Where a line in the listing contains the string "placeholder", copy that line out.

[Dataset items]
▼▼▼

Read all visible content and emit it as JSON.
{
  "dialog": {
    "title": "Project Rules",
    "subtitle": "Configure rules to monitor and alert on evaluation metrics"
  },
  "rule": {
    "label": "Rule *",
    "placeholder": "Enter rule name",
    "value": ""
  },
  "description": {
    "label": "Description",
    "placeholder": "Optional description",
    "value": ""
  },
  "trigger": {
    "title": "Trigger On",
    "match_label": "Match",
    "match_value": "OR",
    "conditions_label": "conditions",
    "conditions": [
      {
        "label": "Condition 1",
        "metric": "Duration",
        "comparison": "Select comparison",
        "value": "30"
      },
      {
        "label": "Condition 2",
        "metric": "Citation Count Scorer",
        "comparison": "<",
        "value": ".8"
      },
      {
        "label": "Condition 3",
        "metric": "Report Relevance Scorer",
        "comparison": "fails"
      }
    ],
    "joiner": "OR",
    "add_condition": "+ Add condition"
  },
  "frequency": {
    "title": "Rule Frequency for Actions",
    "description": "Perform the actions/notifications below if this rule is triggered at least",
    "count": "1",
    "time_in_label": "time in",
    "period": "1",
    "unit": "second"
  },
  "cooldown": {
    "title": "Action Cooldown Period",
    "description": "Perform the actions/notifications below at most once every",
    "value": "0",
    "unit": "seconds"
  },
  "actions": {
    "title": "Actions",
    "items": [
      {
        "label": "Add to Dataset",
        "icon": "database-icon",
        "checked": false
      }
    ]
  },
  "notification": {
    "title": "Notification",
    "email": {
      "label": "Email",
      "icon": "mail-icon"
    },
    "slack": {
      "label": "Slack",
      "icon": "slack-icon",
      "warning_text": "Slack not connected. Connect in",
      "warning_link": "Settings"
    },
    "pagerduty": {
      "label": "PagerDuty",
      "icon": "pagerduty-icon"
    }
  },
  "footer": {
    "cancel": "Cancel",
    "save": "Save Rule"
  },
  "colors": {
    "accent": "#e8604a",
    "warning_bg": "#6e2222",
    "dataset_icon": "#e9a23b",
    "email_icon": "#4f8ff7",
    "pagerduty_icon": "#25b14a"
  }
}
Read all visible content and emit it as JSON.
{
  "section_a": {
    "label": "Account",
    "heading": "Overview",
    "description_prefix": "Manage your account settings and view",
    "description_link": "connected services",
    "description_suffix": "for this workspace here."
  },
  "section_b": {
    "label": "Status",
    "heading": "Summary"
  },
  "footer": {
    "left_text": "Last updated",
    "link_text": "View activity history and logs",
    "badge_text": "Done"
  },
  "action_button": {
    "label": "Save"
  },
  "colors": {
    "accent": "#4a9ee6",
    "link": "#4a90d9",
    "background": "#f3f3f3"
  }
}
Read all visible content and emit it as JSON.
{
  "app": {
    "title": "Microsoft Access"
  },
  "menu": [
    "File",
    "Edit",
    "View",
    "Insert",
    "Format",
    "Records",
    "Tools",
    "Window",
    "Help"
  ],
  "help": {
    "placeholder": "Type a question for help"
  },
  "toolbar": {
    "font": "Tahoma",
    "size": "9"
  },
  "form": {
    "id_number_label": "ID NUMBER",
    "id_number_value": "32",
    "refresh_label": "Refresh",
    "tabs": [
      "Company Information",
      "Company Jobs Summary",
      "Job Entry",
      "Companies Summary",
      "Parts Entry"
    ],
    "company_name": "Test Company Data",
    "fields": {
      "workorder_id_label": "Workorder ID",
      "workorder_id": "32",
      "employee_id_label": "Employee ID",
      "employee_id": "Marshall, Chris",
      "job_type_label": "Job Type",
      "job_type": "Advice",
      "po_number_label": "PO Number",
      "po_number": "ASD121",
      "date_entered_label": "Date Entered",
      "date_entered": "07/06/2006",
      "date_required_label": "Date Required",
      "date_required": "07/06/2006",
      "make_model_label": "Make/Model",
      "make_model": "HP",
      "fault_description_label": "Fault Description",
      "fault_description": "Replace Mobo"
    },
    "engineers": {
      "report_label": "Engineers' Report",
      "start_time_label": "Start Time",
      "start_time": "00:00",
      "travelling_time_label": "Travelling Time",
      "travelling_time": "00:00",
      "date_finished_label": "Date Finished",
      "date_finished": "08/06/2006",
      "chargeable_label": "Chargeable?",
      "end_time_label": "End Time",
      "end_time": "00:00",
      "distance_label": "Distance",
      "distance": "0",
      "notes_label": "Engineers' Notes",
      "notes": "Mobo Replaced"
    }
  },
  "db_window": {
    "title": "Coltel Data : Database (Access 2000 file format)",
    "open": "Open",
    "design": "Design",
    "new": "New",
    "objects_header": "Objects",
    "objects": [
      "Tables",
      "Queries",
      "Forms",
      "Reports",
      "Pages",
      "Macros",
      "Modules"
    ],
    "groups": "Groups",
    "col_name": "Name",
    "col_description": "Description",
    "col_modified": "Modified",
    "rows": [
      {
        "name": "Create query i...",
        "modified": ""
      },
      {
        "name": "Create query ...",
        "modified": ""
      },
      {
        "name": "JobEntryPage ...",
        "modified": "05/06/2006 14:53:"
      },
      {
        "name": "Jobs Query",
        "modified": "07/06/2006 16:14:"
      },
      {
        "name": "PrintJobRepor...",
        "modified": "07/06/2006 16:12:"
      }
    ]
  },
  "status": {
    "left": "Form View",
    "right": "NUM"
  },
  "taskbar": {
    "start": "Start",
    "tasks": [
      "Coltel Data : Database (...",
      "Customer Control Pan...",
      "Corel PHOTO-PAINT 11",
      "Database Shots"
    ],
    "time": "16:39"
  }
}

▲▲▲

▸ **REPLY TO THE EXERCISE**:
    "placeholder": "Enter rule name",
    "placeholder": "Optional description",
    "placeholder": "Type a question for help"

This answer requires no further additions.